─── PASSAGE TO READ ───
Reputation: 2407
This is my first scraper using scrapy.
I am trying to scrap video url, title from https://www.google.co.in/trends/hotvideos#hvsm=0 site.
import scrapy
from scrapy.item import Item, Field
from scrapy.spider import BaseSpider
from scrapy.selector import HtmlXPathSelector
class CraigslistItem(Item):
title = Field()
link = Field()
class DmozSpider(scrapy.Spider):
name = "google"
allowed_domains = ["google.co.in"]
start_urls = [
"https://www.google.co.in/trends/hotvideos#hvsm=0"
]
def parse(self, response):
#for sel in response.xpath('//body/div'):
hxs = HtmlXPathSelector(response)
sites = hxs.xpath("//span[@class='single-video-image-container']")
items = []
for sel in response.xpath("//span[@class='single-video-image-container']"):
item = CraigslistItem()
item['title'] = sel.xpath('a/text()').extract()
item['link'] = sel.xpath('a/@href').extract()
items.append(item)
print items
General walk through of what I am doing wrong would be much appreciable.
Upvotes: 0
Views: 660
Reputation: 1712
Use the help Scrapy
FormRequest
to get it done.
───
REQUEST 1 →
In the records, set out as a numbered list the lines starting at the one containing "table-row: 30kVA 输入柜" and ending at the one containing "cabinet-type-cell: 输出柜 [82,282,152,325]", leaving out any blank lines.
REQUEST 2 →
Carry the Scrapy forum thread forward from its final line.
The records have no connection to the Scrapy forum thread.
─── DATA PROVIDED ───
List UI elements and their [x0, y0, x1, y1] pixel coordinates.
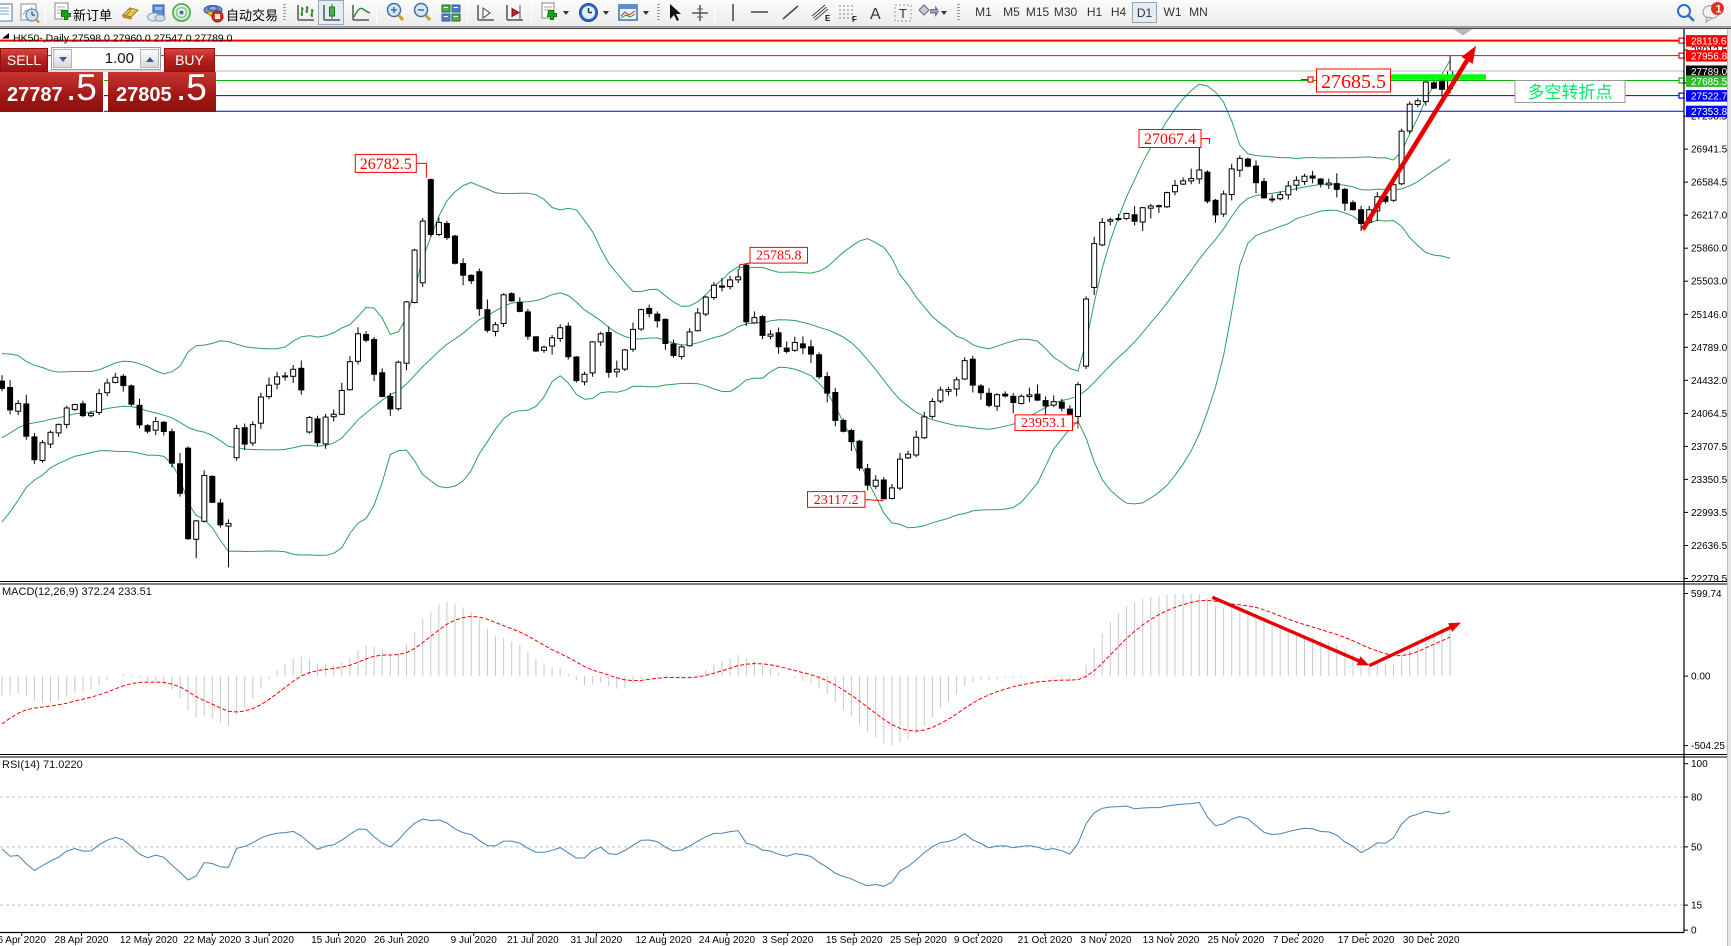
svg-text:26217.0: 26217.0 — [1691, 211, 1728, 222]
svg-text:0: 0 — [1691, 926, 1697, 937]
svg-text:3 Nov 2020: 3 Nov 2020 — [1080, 935, 1132, 946]
svg-text:6 Apr 2020: 6 Apr 2020 — [0, 935, 46, 946]
svg-text:多空转折点: 多空转折点 — [1528, 83, 1613, 102]
svg-text:24 Aug 2020: 24 Aug 2020 — [699, 935, 756, 946]
svg-text:21 Oct 2020: 21 Oct 2020 — [1018, 935, 1073, 946]
svg-text:25860.0: 25860.0 — [1691, 244, 1728, 255]
svg-text:31 Jul 2020: 31 Jul 2020 — [571, 935, 623, 946]
svg-text:15: 15 — [1691, 901, 1703, 912]
svg-text:12 Aug 2020: 12 Aug 2020 — [636, 935, 693, 946]
svg-text:7 Dec 2020: 7 Dec 2020 — [1273, 935, 1325, 946]
svg-text:0.00: 0.00 — [1691, 672, 1711, 683]
svg-text:50: 50 — [1691, 842, 1703, 853]
svg-text:28119.6: 28119.6 — [1691, 37, 1727, 48]
svg-text:27067.4: 27067.4 — [1144, 131, 1196, 148]
svg-text:25 Sep 2020: 25 Sep 2020 — [890, 935, 947, 946]
svg-text:-504.25: -504.25 — [1691, 741, 1725, 752]
svg-text:27522.7: 27522.7 — [1691, 92, 1728, 103]
svg-text:3 Jun 2020: 3 Jun 2020 — [244, 935, 294, 946]
svg-text:21 Jul 2020: 21 Jul 2020 — [507, 935, 559, 946]
svg-text:100: 100 — [1691, 759, 1708, 770]
svg-text:22279.5: 22279.5 — [1691, 574, 1728, 585]
svg-text:F: F — [852, 15, 857, 24]
svg-text:25503.0: 25503.0 — [1691, 277, 1728, 288]
svg-text:17 Dec 2020: 17 Dec 2020 — [1338, 935, 1395, 946]
svg-text:599.74: 599.74 — [1691, 589, 1722, 600]
svg-text:26782.5: 26782.5 — [360, 156, 412, 173]
svg-text:24432.0: 24432.0 — [1691, 376, 1728, 387]
svg-text:13 Nov 2020: 13 Nov 2020 — [1143, 935, 1200, 946]
svg-text:27956.8: 27956.8 — [1691, 52, 1728, 63]
svg-text:9 Oct 2020: 9 Oct 2020 — [954, 935, 1003, 946]
svg-text:22 May 2020: 22 May 2020 — [183, 935, 241, 946]
svg-text:HK50-,Daily 27598.0 27960.0 2: HK50-,Daily 27598.0 27960.0 27547.0 2778… — [13, 33, 233, 45]
svg-text:3 Sep 2020: 3 Sep 2020 — [762, 935, 814, 946]
svg-text:24789.0: 24789.0 — [1691, 343, 1728, 354]
svg-text:9 Jul 2020: 9 Jul 2020 — [451, 935, 498, 946]
svg-text:1: 1 — [1716, 4, 1722, 16]
svg-text:23350.5: 23350.5 — [1691, 475, 1728, 486]
svg-text:RSI(14) 71.0220: RSI(14) 71.0220 — [2, 759, 83, 771]
svg-text:15 Jun 2020: 15 Jun 2020 — [311, 935, 366, 946]
svg-text:27685.5: 27685.5 — [1691, 77, 1728, 88]
svg-text:A: A — [870, 6, 881, 23]
svg-text:E: E — [825, 14, 831, 23]
svg-text:28 Apr 2020: 28 Apr 2020 — [55, 935, 109, 946]
svg-text:26941.5: 26941.5 — [1691, 145, 1728, 156]
svg-text:80: 80 — [1691, 793, 1703, 804]
svg-text:22636.5: 22636.5 — [1691, 541, 1728, 552]
svg-text:MACD(12,26,9) 372.24 233.51: MACD(12,26,9) 372.24 233.51 — [2, 586, 152, 598]
svg-text:15 Sep 2020: 15 Sep 2020 — [826, 935, 883, 946]
svg-text:T: T — [899, 6, 907, 21]
svg-text:22993.5: 22993.5 — [1691, 508, 1728, 519]
svg-text:25785.8: 25785.8 — [756, 249, 802, 264]
svg-text:27685.5: 27685.5 — [1321, 71, 1386, 93]
svg-text:12 May 2020: 12 May 2020 — [120, 935, 178, 946]
svg-text:26584.5: 26584.5 — [1691, 178, 1728, 189]
svg-text:23707.5: 23707.5 — [1691, 442, 1728, 453]
svg-text:25146.0: 25146.0 — [1691, 310, 1728, 321]
svg-text:24064.5: 24064.5 — [1691, 409, 1728, 420]
svg-text:23117.2: 23117.2 — [814, 493, 859, 508]
svg-text:27789.0: 27789.0 — [1691, 67, 1728, 78]
svg-text:30 Dec 2020: 30 Dec 2020 — [1403, 935, 1460, 946]
svg-text:23953.1: 23953.1 — [1021, 416, 1067, 431]
svg-text:25 Nov 2020: 25 Nov 2020 — [1208, 935, 1265, 946]
svg-text:26 Jun 2020: 26 Jun 2020 — [374, 935, 429, 946]
svg-text:27353.8: 27353.8 — [1691, 107, 1728, 118]
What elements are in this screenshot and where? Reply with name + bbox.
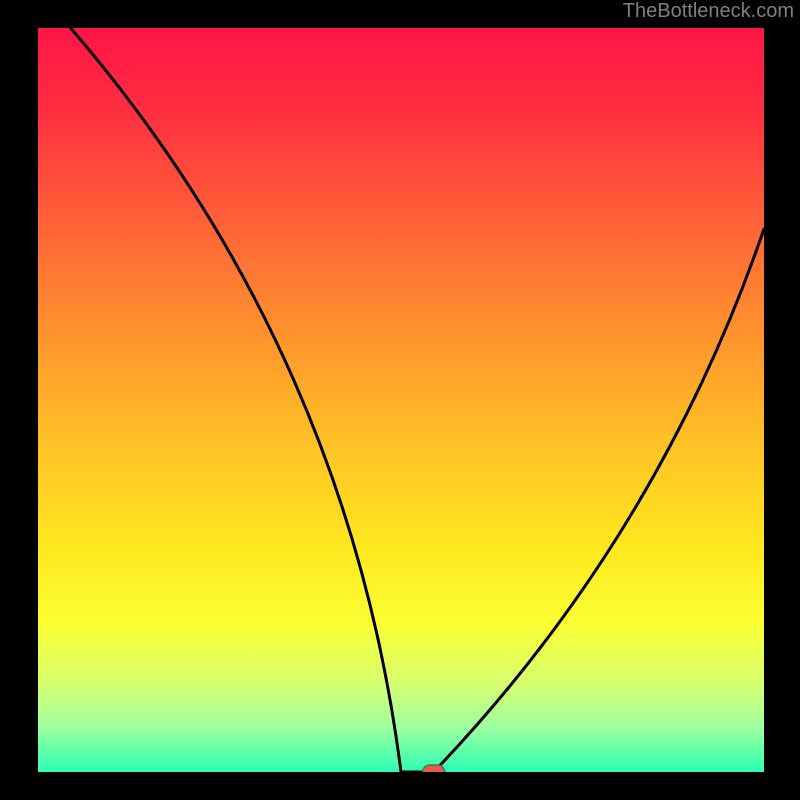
plot-background xyxy=(38,28,764,772)
watermark-text: TheBottleneck.com xyxy=(623,0,794,23)
chart-container: TheBottleneck.com xyxy=(0,0,800,800)
bottleneck-chart xyxy=(0,0,800,800)
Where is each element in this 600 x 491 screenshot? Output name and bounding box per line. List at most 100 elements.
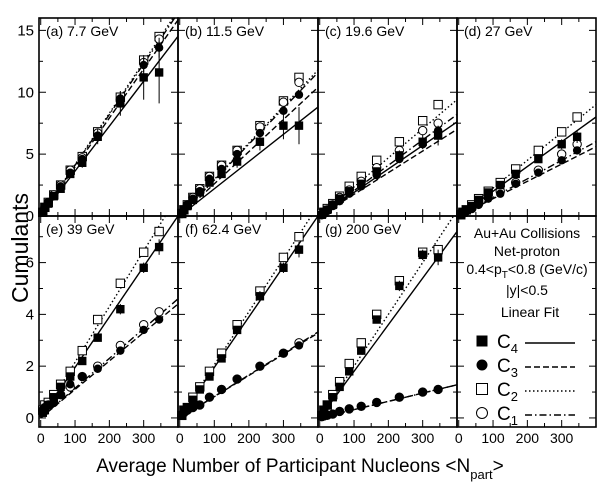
y-tick-label: 5 [26, 146, 34, 163]
info-line-3-b: <0.8 (GeV/c) [508, 261, 588, 277]
point-c4 [572, 132, 582, 141]
legend-entry-c3: C3 [476, 356, 575, 380]
point-c4 [255, 292, 265, 301]
point-c3 [557, 156, 566, 165]
info-line-3: 0.4<pT<0.8 (GeV/c) [466, 261, 587, 281]
point-c2 [394, 137, 405, 147]
y-tick-label: 10 [17, 84, 34, 101]
x-tick-label: 0 [316, 430, 324, 446]
legend-label-main: C [497, 332, 511, 353]
legend-entry-c4: C4 [476, 332, 575, 356]
point-c4 [484, 188, 493, 197]
point-c4 [56, 184, 65, 193]
point-c1 [278, 97, 289, 107]
point-c4 [294, 245, 304, 254]
point-c3 [418, 387, 427, 397]
point-c2 [294, 232, 304, 242]
x-tick-label: 200 [516, 430, 540, 446]
x-tick-label: 300 [411, 430, 435, 446]
point-c4 [279, 263, 288, 272]
point-c4 [49, 192, 58, 201]
point-c3 [232, 374, 242, 384]
point-c4 [44, 199, 53, 208]
point-c3 [217, 385, 226, 394]
point-c1 [154, 307, 164, 317]
point-c2 [92, 314, 103, 325]
point-c4 [418, 137, 427, 146]
point-c4 [467, 201, 476, 211]
point-c4 [433, 131, 443, 140]
legend-label-sub: 2 [511, 389, 518, 404]
panel-1: (b) 11.5 GeV [177, 23, 319, 219]
point-c4 [40, 405, 50, 415]
point-c4 [232, 325, 242, 335]
x-tick-label: 100 [481, 430, 505, 446]
legend-label: C2 [497, 380, 518, 404]
point-c3 [328, 409, 337, 419]
point-c3 [116, 346, 125, 355]
info-line-4: |y|<0.5 [506, 282, 548, 298]
legend-entry-c1: C1 [476, 404, 575, 428]
point-c4 [372, 315, 381, 324]
y-tick-label: 6 [26, 255, 34, 272]
x-tick-label: 0 [176, 430, 184, 446]
point-c3 [66, 380, 75, 389]
point-c4 [188, 395, 198, 405]
marks-layer: (a) 7.7 GeV (b) 11.5 GeV (c) 19.6 GeV (d) 2… [38, 17, 597, 422]
point-c2 [433, 99, 443, 110]
legend-label-sub: 3 [511, 365, 518, 380]
panel-5: (f) 62.4 GeV [177, 215, 319, 421]
point-c4 [372, 167, 381, 176]
point-c4 [294, 121, 304, 130]
point-c3 [232, 149, 242, 159]
x-tick-label: 200 [237, 430, 261, 446]
point-c4 [496, 180, 505, 190]
point-c4 [395, 281, 404, 291]
point-c3 [279, 349, 288, 358]
point-c4 [93, 333, 102, 342]
point-c4 [116, 99, 125, 108]
point-c4 [557, 140, 566, 149]
point-c3 [496, 189, 505, 198]
point-c4 [139, 263, 148, 272]
panel-0: (a) 7.7 GeV [38, 17, 179, 217]
point-c2 [417, 116, 428, 126]
info-line-3-a: 0.4<p [466, 261, 502, 277]
point-c4 [38, 208, 47, 217]
panel-label: (f) 62.4 GeV [185, 221, 262, 237]
fit-line-c2 [179, 69, 319, 217]
x-tick-label: 100 [63, 430, 87, 446]
point-c4 [66, 372, 75, 381]
point-c4 [474, 195, 483, 205]
point-c4 [357, 179, 366, 189]
legend-header: Linear Fit [501, 304, 559, 320]
panel-label: (a) 7.7 GeV [46, 23, 119, 39]
x-tick-label: 300 [132, 430, 156, 446]
point-c4 [183, 403, 192, 412]
point-c3 [372, 398, 381, 407]
point-c4 [188, 195, 198, 205]
point-c4 [395, 151, 404, 160]
point-c4 [217, 354, 226, 363]
point-c3 [294, 90, 304, 99]
point-c4 [418, 250, 427, 260]
legend-label: C1 [497, 404, 518, 428]
fit-line-c3 [179, 86, 319, 217]
point-c2 [138, 247, 149, 257]
panel-frame [456, 215, 597, 428]
point-c4 [357, 346, 366, 355]
point-c1 [294, 77, 304, 88]
y-tick-label: 0 [26, 410, 34, 427]
point-c1 [417, 125, 428, 136]
info-line-2: Net-proton [494, 243, 560, 259]
panel-label: (b) 11.5 GeV [185, 23, 265, 39]
point-c4 [78, 158, 87, 167]
fit-line-c3 [458, 146, 597, 217]
info-block: Au+Au Collisions Net-proton 0.4<pT<0.8 (… [466, 225, 587, 320]
point-c2 [278, 252, 289, 263]
panel-4: (e) 39 GeV [38, 215, 179, 419]
point-c4 [154, 68, 164, 77]
point-c3 [433, 385, 443, 394]
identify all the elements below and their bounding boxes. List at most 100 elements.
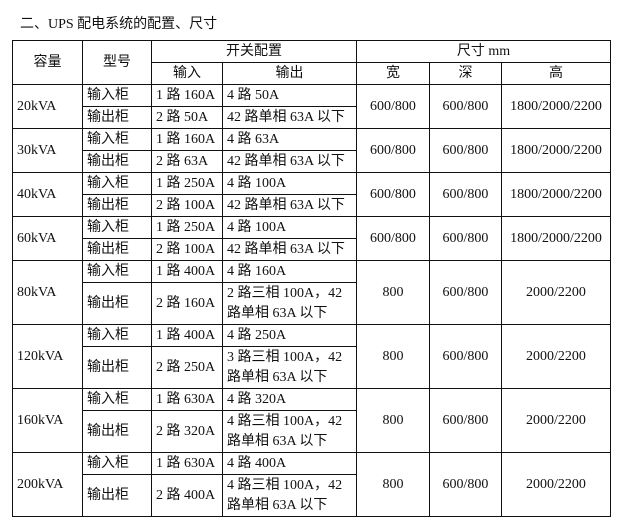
table-row: 30kVA 输入柜 1 路 160A 4 路 63A 600/800 600/800 180… [12,128,611,173]
output-switch-cell: 4 路 100A [222,216,357,239]
cabinet-type-cell: 输入柜 [82,172,152,195]
output-switch-cell: 42 路单相 63A 以下 [222,194,357,217]
capacity-cell: 30kVA [12,128,83,173]
output-switch-cell: 4 路 250A [222,324,357,347]
output-switch-cell: 4 路 320A [222,388,357,411]
cabinet-type-cell: 输出柜 [82,282,152,325]
output-switch-cell: 42 路单相 63A 以下 [222,106,357,129]
input-switch-cell: 2 路 63A [151,150,223,173]
width-cell: 600/800 [356,172,430,217]
table-row: 输出柜 2 路 160A 2 路三相 100A，42 路单相 63A 以下 [13,282,611,325]
width-cell: 800 [356,260,430,325]
height-cell: 1800/2000/2200 [501,84,611,129]
header-input: 输入 [151,62,223,85]
table-row: 40kVA 输入柜 1 路 250A 4 路 100A 600/800 600/800 18… [12,172,611,217]
height-cell: 1800/2000/2200 [501,128,611,173]
width-cell: 600/800 [356,84,430,129]
table-row: 输出柜 2 路 400A 4 路三相 100A，42 路单相 63A 以下 [13,474,611,517]
output-switch-cell: 4 路三相 100A，42 路单相 63A 以下 [222,474,357,517]
output-switch-cell: 4 路 400A [222,452,357,475]
cabinet-type-cell: 输出柜 [82,194,152,217]
output-switch-cell: 2 路三相 100A，42 路单相 63A 以下 [222,282,357,325]
table-row: 输出柜 2 路 63A 42 路单相 63A 以下 [13,150,611,173]
cabinet-type-cell: 输入柜 [82,216,152,239]
cabinet-type-cell: 输出柜 [82,346,152,389]
cabinet-type-cell: 输入柜 [82,452,152,475]
cabinet-type-cell: 输入柜 [82,84,152,107]
capacity-cell: 20kVA [12,84,83,129]
depth-cell: 600/800 [429,324,502,389]
table-row: 20kVA 输入柜 1 路 160A 4 路 50A 600/800 600/800 180… [12,84,611,129]
height-cell: 2000/2200 [501,324,611,389]
input-switch-cell: 1 路 630A [151,452,223,475]
header-switch-config: 开关配置 [151,40,357,63]
section-title: 二、UPS 配电系统的配置、尺寸 [20,17,218,32]
input-switch-cell: 2 路 400A [151,474,223,517]
cabinet-type-cell: 输出柜 [82,474,152,517]
width-cell: 600/800 [356,128,430,173]
input-switch-cell: 1 路 250A [151,216,223,239]
table-row: 输出柜 2 路 100A 42 路单相 63A 以下 [13,194,611,217]
depth-cell: 600/800 [429,84,502,129]
input-switch-cell: 2 路 100A [151,238,223,261]
output-switch-cell: 4 路 50A [222,84,357,107]
capacity-cell: 60kVA [12,216,83,261]
input-switch-cell: 2 路 50A [151,106,223,129]
input-switch-cell: 1 路 160A [151,128,223,151]
output-switch-cell: 4 路三相 100A，42 路单相 63A 以下 [222,410,357,453]
height-cell: 2000/2200 [501,260,611,325]
output-switch-cell: 4 路 63A [222,128,357,151]
depth-cell: 600/800 [429,172,502,217]
height-cell: 1800/2000/2200 [501,172,611,217]
input-switch-cell: 1 路 160A [151,84,223,107]
table-row: 120kVA 输入柜 1 路 400A 4 路 250A 800 600/800 2000/… [12,324,611,389]
height-cell: 2000/2200 [501,452,611,517]
depth-cell: 600/800 [429,452,502,517]
output-switch-cell: 4 路 160A [222,260,357,283]
header-width: 宽 [356,62,430,85]
cabinet-type-cell: 输入柜 [82,388,152,411]
width-cell: 600/800 [356,216,430,261]
input-switch-cell: 2 路 320A [151,410,223,453]
cabinet-type-cell: 输入柜 [82,260,152,283]
input-switch-cell: 2 路 100A [151,194,223,217]
capacity-cell: 200kVA [12,452,83,517]
header-depth: 深 [429,62,502,85]
width-cell: 800 [356,388,430,453]
depth-cell: 600/800 [429,128,502,173]
table-row: 输出柜 2 路 250A 3 路三相 100A，42 路单相 63A 以下 [13,346,611,389]
table-row: 200kVA 输入柜 1 路 630A 4 路 400A 800 600/800 2000/… [12,452,611,517]
capacity-cell: 120kVA [12,324,83,389]
input-switch-cell: 1 路 250A [151,172,223,195]
width-cell: 800 [356,324,430,389]
input-switch-cell: 1 路 630A [151,388,223,411]
output-switch-cell: 42 路单相 63A 以下 [222,238,357,261]
cabinet-type-cell: 输出柜 [82,106,152,129]
header-output: 输出 [222,62,357,85]
capacity-cell: 160kVA [12,388,83,453]
cabinet-type-cell: 输出柜 [82,238,152,261]
input-switch-cell: 2 路 160A [151,282,223,325]
height-cell: 1800/2000/2200 [501,216,611,261]
height-cell: 2000/2200 [501,388,611,453]
header-size: 尺寸 mm [356,40,611,63]
output-switch-cell: 42 路单相 63A 以下 [222,150,357,173]
cabinet-type-cell: 输出柜 [82,150,152,173]
header-capacity: 容量 [12,40,83,85]
ups-config-table: 容量 型号 开关配置 尺寸 mm 输入 输出 宽 深 高 20kVA 输入柜 1 路… [12,40,611,517]
capacity-cell: 40kVA [12,172,83,217]
input-switch-cell: 1 路 400A [151,260,223,283]
header-height: 高 [501,62,611,85]
depth-cell: 600/800 [429,260,502,325]
input-switch-cell: 1 路 400A [151,324,223,347]
depth-cell: 600/800 [429,216,502,261]
input-switch-cell: 2 路 250A [151,346,223,389]
header-model: 型号 [82,40,152,85]
cabinet-type-cell: 输出柜 [82,410,152,453]
width-cell: 800 [356,452,430,517]
table-row: 160kVA 输入柜 1 路 630A 4 路 320A 800 600/800 2000/… [12,388,611,453]
table-row: 60kVA 输入柜 1 路 250A 4 路 100A 600/800 600/800 18… [12,216,611,261]
capacity-cell: 80kVA [12,260,83,325]
output-switch-cell: 3 路三相 100A，42 路单相 63A 以下 [222,346,357,389]
output-switch-cell: 4 路 100A [222,172,357,195]
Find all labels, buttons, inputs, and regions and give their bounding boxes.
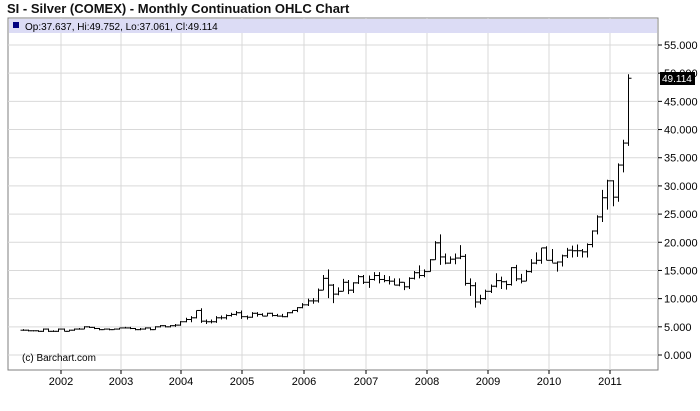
ohlc-bar (543, 246, 550, 261)
last-price-box (660, 72, 695, 85)
x-tick-label: 2002 (49, 376, 73, 388)
y-tick-label: 35.000 (664, 153, 698, 165)
price-bars (20, 74, 632, 332)
ohlc-bar (360, 274, 367, 284)
ohlc-bar (177, 321, 184, 326)
ohlc-bar (482, 289, 489, 300)
chart-title: SI - Silver (COMEX) - Monthly Continuati… (7, 1, 350, 16)
info-marker-icon (13, 22, 19, 28)
x-tick-label: 2009 (476, 376, 500, 388)
ohlc-bar (604, 179, 611, 210)
ohlc-bar (55, 328, 62, 332)
y-tick-label: 20.000 (664, 237, 698, 249)
x-tick-label: 2003 (109, 376, 133, 388)
x-axis: 2002 2003 2004 2005 2006 2007 2008 2009 2010 2011 (49, 370, 622, 388)
ohlc-bar (299, 303, 306, 309)
plot-frame (7, 17, 659, 371)
ohlc-bar (625, 74, 632, 146)
ohlc-bar (116, 327, 123, 330)
copyright-label: (c) Barchart.com (22, 353, 96, 364)
y-tick-label: 15.000 (664, 265, 698, 277)
x-tick-label: 2005 (230, 376, 254, 388)
y-axis: 0.000 5.000 10.000 15.000 20.000 25.000 30.000… (658, 40, 698, 362)
y-tick-label: 45.000 (664, 96, 698, 108)
last-price-label: 49.114 (662, 74, 692, 85)
x-tick-label: 2007 (354, 376, 378, 388)
y-tick-label: 40.000 (664, 125, 698, 137)
y-tick-label: 55.000 (664, 40, 698, 52)
ohlc-info-label: Op:37.637, Hi:49.752, Lo:37.061, Cl:49.1… (25, 22, 218, 33)
info-bar (9, 19, 657, 33)
y-tick-label: 0.000 (664, 350, 692, 362)
x-tick-label: 2004 (169, 376, 193, 388)
x-tick-label: 2010 (537, 376, 561, 388)
y-tick-label: 30.000 (664, 181, 698, 193)
x-tick-label: 2006 (292, 376, 316, 388)
ohlc-bar (238, 310, 245, 319)
y-tick-label: 5.000 (664, 322, 692, 334)
ohlc-bar (421, 269, 428, 278)
y-tick-label: 10.000 (664, 294, 698, 306)
x-tick-label: 2008 (415, 376, 439, 388)
y-tick-label: 25.000 (664, 209, 698, 221)
x-tick-label: 2011 (598, 376, 622, 388)
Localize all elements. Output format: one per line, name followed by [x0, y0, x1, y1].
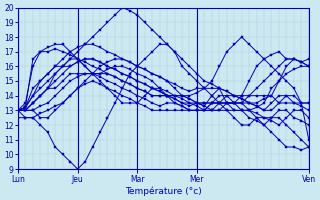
X-axis label: Température (°c): Température (°c) [125, 186, 202, 196]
───
ANSWER 1 →
1. table-row: 30kVA 输入柜 1 路 160A 4 路 63A 600/800 600/800 180… [12,128,611,173]
2. output-switch-cell: 4 路 100A [222,216,357,239]
3. cabinet-type-cell: 输入柜 [82,172,152,195]
4. output-switch-cell: 42 路单相 63A 以下 [222,194,357,217]
5. capacity-cell: 30kVA [12,128,83,173]
6. output-switch-cell: 4 路 250A [222,324,357,347]
7. output-switch-cell: 4 路 320A [222,388,357,411]
8. cabinet-type-cell: 输出柜 [82,282,152,325]

ANSWER 2 →
from scrapy.http import FormRequest
import json
class DmozSpider(scrapy.Spider):
name = "google"
allowed_domains = ["google.co.in"]
start_urls = [
"https://www.google.co.in/trends/hotvideos#hvsm=0"
]
def parse(self, response):
url = 'https://www.google.co.in/trends/hotvideos/hotItems'
formdata = {'hvd':'','geo': 'IN','mob': '0','hvsm': '0'}
yield FormRequest(url=url, formdata=formdata, callback=self.parse_data)
def parse_data(self, response):
json_response = json.loads(response.body)
videos = json_response.get('videoList')
for video in videos:
item = CraigslistItem()
item['title'] = video.get('title')
item['link'] = video.get('url')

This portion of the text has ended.